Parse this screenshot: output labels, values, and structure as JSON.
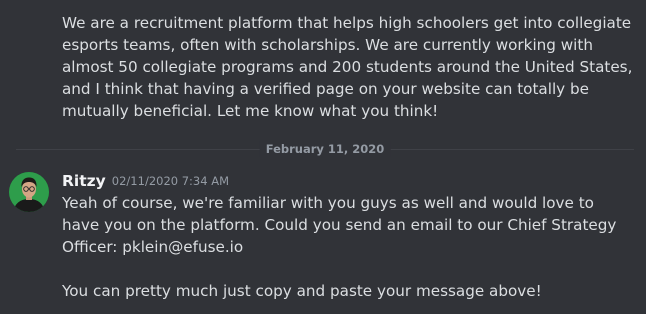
{
  "previous_message": {
    "text": "We are a recruitment platform that helps high schoolers get into collegiate esports teams, often with scholarships. We are currently working with almost 50 collegiate programs and 200 students around the United States, and I think that having a verified page on your website can totally be mutually beneficial. Let me know what you think!"
  },
  "date_divider": {
    "label": "February 11, 2020"
  },
  "message": {
    "username": "Ritzy",
    "timestamp": "02/11/2020 7:34 AM",
    "avatar_icon": "user-avatar-icon",
    "lines": [
      "Yeah of course, we're familiar with you guys as well and would love to have you on the platform. Could you send an email to our Chief Strategy Officer: pklein@efuse.io",
      "You can pretty much just copy and paste your message above!"
    ]
  },
  "colors": {
    "background": "#313338",
    "text": "#dbdee1",
    "username": "#f2f3f5",
    "muted": "#949ba4",
    "divider": "#3f4147"
  }
}
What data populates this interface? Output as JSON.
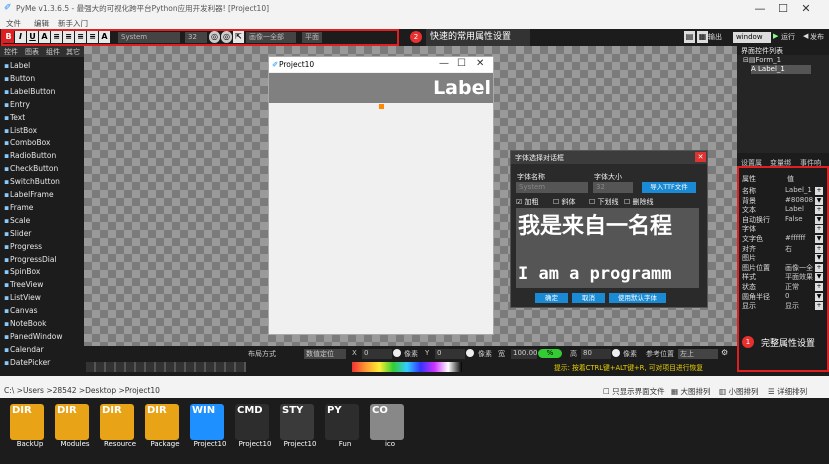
{
  "app": {
    "title": "PyMe v1.3.6.5 - 最强大的可视化跨平台Python应用开发利器! [Project10]"
  },
  "menu": [
    "文件",
    "编辑",
    "新手入门"
  ],
  "toolbar": {
    "font": "System",
    "size": "32",
    "image": "画像一全部",
    "flat": "平面",
    "out": "输出",
    "window": "window",
    "run": "运行",
    "publish": "发布"
  },
  "annotation_toolbar": {
    "num": "2",
    "text": "快速的常用属性设置"
  },
  "annotation_props": {
    "num": "1",
    "text": "完整属性设置"
  },
  "left_tabs": [
    "控件",
    "图表",
    "组件",
    "其它"
  ],
  "controls": [
    "Label",
    "Button",
    "LabelButton",
    "Entry",
    "Text",
    "ListBox",
    "ComboBox",
    "RadioButton",
    "CheckButton",
    "SwitchButton",
    "LabelFrame",
    "Frame",
    "Scale",
    "Slider",
    "Progress",
    "ProgressDial",
    "SpinBox",
    "TreeView",
    "ListView",
    "Canvas",
    "NoteBook",
    "PanedWindow",
    "Calendar",
    "DatePicker"
  ],
  "form": {
    "title": "Project10",
    "label": "Label"
  },
  "dialog": {
    "title": "字体选择对话框",
    "name_label": "字体名称",
    "size_label": "字体大小",
    "font": "System",
    "size": "32",
    "import": "导入TTF文件",
    "bold": "加粗",
    "italic": "斜体",
    "underline": "下划线",
    "strike": "删除线",
    "preview1": "我是来自一名程",
    "preview2": "I am a programm",
    "ok": "确定",
    "cancel": "取消",
    "default": "使用默认字体"
  },
  "right": {
    "title": "界面控件列表",
    "tree": [
      "Form_1",
      "Label_1"
    ],
    "tabs": [
      "设置属",
      "变量绑",
      "事件响"
    ],
    "head_name": "属性",
    "head_val": "值",
    "props": [
      [
        "名称",
        "Label_1"
      ],
      [
        "背景",
        "#80808"
      ],
      [
        "文本",
        "Label"
      ],
      [
        "自动换行",
        "False"
      ],
      [
        "字体",
        ""
      ],
      [
        "文字色",
        "#ffffff"
      ],
      [
        "对齐",
        "右"
      ],
      [
        "图片",
        ""
      ],
      [
        "图片位置",
        "画像一全"
      ],
      [
        "样式",
        "平面效果"
      ],
      [
        "状态",
        "正常"
      ],
      [
        "圆角半径",
        "0"
      ],
      [
        "显示",
        "显示"
      ]
    ]
  },
  "bottom": {
    "layout": "布局方式",
    "pos": "数值定位",
    "x": "X",
    "xv": "0",
    "px1": "像素",
    "y": "Y",
    "yv": "0",
    "px2": "像素",
    "w": "宽",
    "wv": "100.00",
    "pct": "%",
    "h": "高",
    "hv": "80",
    "px3": "像素",
    "ref": "参考位置",
    "refv": "左上",
    "tip": "提示: 按着CTRL键+ALT键+R, 可对项目进行恢复"
  },
  "path": {
    "text": "C:\\ >Users >28542 >Desktop >Project10",
    "only": "只显示界面文件",
    "big": "大图排列",
    "small": "小图排列",
    "detail": "详细排列"
  },
  "files": [
    {
      "tag": "DIR",
      "name": "BackUp",
      "c": "#e8a317"
    },
    {
      "tag": "DIR",
      "name": "Modules",
      "c": "#e8a317"
    },
    {
      "tag": "DIR",
      "name": "Resource",
      "c": "#e8a317"
    },
    {
      "tag": "DIR",
      "name": "Package",
      "c": "#e8a317"
    },
    {
      "tag": "WIN",
      "name": "Project10",
      "c": "#1e90ff"
    },
    {
      "tag": "CMD",
      "name": "Project10",
      "c": "#2d2d2d"
    },
    {
      "tag": "STY",
      "name": "Project10",
      "c": "#3a3a3a"
    },
    {
      "tag": "PY",
      "name": "Fun",
      "c": "#2d2d2d"
    },
    {
      "tag": "CO",
      "name": "ico",
      "c": "#888888"
    }
  ]
}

==================================================

**Task prompt**
Copy down every line of the material above that includes the string "JSON".

**Output of the exercise**
Parse this screenshot: output labels, values, and structure as JSON.
What data populates this interface? Output as JSON.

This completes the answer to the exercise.